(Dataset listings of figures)

((

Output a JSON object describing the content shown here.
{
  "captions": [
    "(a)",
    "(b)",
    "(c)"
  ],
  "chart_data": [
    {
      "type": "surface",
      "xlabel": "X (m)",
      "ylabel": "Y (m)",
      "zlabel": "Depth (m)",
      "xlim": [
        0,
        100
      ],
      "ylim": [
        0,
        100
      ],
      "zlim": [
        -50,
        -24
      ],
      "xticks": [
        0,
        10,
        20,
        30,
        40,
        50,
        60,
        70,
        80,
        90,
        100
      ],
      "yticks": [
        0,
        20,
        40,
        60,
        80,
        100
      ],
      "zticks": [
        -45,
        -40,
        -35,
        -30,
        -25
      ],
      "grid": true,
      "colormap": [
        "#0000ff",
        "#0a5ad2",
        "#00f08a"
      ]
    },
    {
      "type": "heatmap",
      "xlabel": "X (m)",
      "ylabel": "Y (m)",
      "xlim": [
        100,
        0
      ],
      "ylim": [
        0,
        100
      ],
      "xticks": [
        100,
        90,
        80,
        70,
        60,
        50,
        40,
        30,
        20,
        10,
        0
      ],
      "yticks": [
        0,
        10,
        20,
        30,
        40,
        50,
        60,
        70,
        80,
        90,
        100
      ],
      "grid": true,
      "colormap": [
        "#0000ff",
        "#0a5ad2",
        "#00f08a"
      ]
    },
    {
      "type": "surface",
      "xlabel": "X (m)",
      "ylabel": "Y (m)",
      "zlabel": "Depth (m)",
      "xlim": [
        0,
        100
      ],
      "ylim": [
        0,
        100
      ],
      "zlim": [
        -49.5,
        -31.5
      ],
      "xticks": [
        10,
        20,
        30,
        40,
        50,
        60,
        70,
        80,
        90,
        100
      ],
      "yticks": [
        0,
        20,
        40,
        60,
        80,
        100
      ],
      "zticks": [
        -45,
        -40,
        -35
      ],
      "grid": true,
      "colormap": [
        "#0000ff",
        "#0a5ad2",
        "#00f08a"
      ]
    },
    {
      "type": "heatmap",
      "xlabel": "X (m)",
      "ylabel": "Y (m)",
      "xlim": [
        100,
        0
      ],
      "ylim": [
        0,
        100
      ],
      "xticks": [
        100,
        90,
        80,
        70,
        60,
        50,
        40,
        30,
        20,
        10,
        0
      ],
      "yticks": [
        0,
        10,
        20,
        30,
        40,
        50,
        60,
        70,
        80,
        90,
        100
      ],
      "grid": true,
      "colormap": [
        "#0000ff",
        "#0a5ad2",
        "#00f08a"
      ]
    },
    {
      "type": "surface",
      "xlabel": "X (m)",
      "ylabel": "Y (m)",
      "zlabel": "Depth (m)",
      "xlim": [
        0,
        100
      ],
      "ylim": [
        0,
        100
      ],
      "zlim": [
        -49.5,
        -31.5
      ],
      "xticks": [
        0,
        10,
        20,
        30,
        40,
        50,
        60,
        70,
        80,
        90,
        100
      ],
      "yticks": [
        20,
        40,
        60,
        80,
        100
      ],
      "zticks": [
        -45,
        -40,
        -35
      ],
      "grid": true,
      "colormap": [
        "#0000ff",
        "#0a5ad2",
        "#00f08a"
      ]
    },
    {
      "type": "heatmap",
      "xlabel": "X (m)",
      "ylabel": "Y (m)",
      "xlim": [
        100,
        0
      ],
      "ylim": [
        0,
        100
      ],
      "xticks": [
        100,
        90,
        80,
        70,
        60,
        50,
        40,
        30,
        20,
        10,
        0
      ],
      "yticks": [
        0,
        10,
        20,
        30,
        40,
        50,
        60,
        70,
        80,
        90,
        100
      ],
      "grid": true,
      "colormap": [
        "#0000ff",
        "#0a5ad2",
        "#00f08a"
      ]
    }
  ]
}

))

WHAT YOU ARE ASKED TO DO —
Extract each entry in full, exactly as given.

SOLVED EXERCISE —
Output a JSON object describing the content shown here.
{
  "captions": [
    "(a)",
    "(b)",
    "(c)"
  ],
  "chart_data": [
    {
      "type": "surface",
      "xlabel": "X (m)",
      "ylabel": "Y (m)",
      "zlabel": "Depth (m)",
      "xlim": [
        0,
        100
      ],
      "ylim": [
        0,
        100
      ],
      "zlim": [
        -50,
        -24
      ],
      "xticks": [
        0,
        10,
        20,
        30,
        40,
        50,
        60,
        70,
        80,
        90,
        100
      ],
      "yticks": [
        0,
        20,
        40,
        60,
        80,
        100
      ],
      "zticks": [
        -45,
        -40,
        -35,
        -30,
        -25
      ],
      "grid": true,
      "colormap": [
        "#0000ff",
        "#0a5ad2",
        "#00f08a"
      ]
    },
    {
      "type": "heatmap",
      "xlabel": "X (m)",
      "ylabel": "Y (m)",
      "xlim": [
        100,
        0
      ],
      "ylim": [
        0,
        100
      ],
      "xticks": [
        100,
        90,
        80,
        70,
        60,
        50,
        40,
        30,
        20,
        10,
        0
      ],
      "yticks": [
        0,
        10,
        20,
        30,
        40,
        50,
        60,
        70,
        80,
        90,
        100
      ],
      "grid": true,
      "colormap": [
        "#0000ff",
        "#0a5ad2",
        "#00f08a"
      ]
    },
    {
      "type": "surface",
      "xlabel": "X (m)",
      "ylabel": "Y (m)",
      "zlabel": "Depth (m)",
      "xlim": [
        0,
        100
      ],
      "ylim": [
        0,
        100
      ],
      "zlim": [
        -49.5,
        -31.5
      ],
      "xticks": [
        10,
        20,
        30,
        40,
        50,
        60,
        70,
        80,
        90,
        100
      ],
      "yticks": [
        0,
        20,
        40,
        60,
        80,
        100
      ],
      "zticks": [
        -45,
        -40,
        -35
      ],
      "grid": true,
      "colormap": [
        "#0000ff",
        "#0a5ad2",
        "#00f08a"
      ]
    },
    {
      "type": "heatmap",
      "xlabel": "X (m)",
      "ylabel": "Y (m)",
      "xlim": [
        100,
        0
      ],
      "ylim": [
        0,
        100
      ],
      "xticks": [
        100,
        90,
        80,
        70,
        60,
        50,
        40,
        30,
        20,
        10,
        0
      ],
      "yticks": [
        0,
        10,
        20,
        30,
        40,
        50,
        60,
        70,
        80,
        90,
        100
      ],
      "grid": true,
      "colormap": [
        "#0000ff",
        "#0a5ad2",
        "#00f08a"
      ]
    },
    {
      "type": "surface",
      "xlabel": "X (m)",
      "ylabel": "Y (m)",
      "zlabel": "Depth (m)",
      "xlim": [
        0,
        100
      ],
      "ylim": [
        0,
        100
      ],
      "zlim": [
        -49.5,
        -31.5
      ],
      "xticks": [
        0,
        10,
        20,
        30,
        40,
        50,
        60,
        70,
        80,
        90,
        100
      ],
      "yticks": [
        20,
        40,
        60,
        80,
        100
      ],
      "zticks": [
        -45,
        -40,
        -35
      ],
      "grid": true,
      "colormap": [
        "#0000ff",
        "#0a5ad2",
        "#00f08a"
      ]
    },
    {
      "type": "heatmap",
      "xlabel": "X (m)",
      "ylabel": "Y (m)",
      "xlim": [
        100,
        0
      ],
      "ylim": [
        0,
        100
      ],
      "xticks": [
        100,
        90,
        80,
        70,
        60,
        50,
        40,
        30,
        20,
        10,
        0
      ],
      "yticks": [
        0,
        10,
        20,
        30,
        40,
        50,
        60,
        70,
        80,
        90,
        100
      ],
      "grid": true,
      "colormap": [
        "#0000ff",
        "#0a5ad2",
        "#00f08a"
      ]
    }
  ]
}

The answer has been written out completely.